GOAL:
Reproduce the records exactly.
↓
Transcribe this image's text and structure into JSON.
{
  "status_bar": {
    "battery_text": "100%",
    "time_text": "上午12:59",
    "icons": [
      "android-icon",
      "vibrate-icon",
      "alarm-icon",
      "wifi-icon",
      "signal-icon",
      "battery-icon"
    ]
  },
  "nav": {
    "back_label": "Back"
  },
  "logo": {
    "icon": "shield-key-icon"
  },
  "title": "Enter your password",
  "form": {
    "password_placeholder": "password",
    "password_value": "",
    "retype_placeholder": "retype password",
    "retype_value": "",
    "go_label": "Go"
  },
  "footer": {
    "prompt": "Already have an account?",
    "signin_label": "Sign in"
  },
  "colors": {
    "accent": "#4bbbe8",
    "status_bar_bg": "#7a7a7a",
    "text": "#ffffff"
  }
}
↑
SOLUTION TO THE PROBLEM:
Transcribe this image's text and structure into JSON.
{
  "status_bar": {
    "battery_text": "100%",
    "time_text": "上午12:59",
    "icons": [
      "android-icon",
      "vibrate-icon",
      "alarm-icon",
      "wifi-icon",
      "signal-icon",
      "battery-icon"
    ]
  },
  "nav": {
    "back_label": "Back"
  },
  "logo": {
    "icon": "shield-key-icon"
  },
  "title": "Enter your password",
  "form": {
    "password_placeholder": "password",
    "password_value": "",
    "retype_placeholder": "retype password",
    "retype_value": "",
    "go_label": "Go"
  },
  "footer": {
    "prompt": "Already have an account?",
    "signin_label": "Sign in"
  },
  "colors": {
    "accent": "#4bbbe8",
    "status_bar_bg": "#7a7a7a",
    "text": "#ffffff"
  }
}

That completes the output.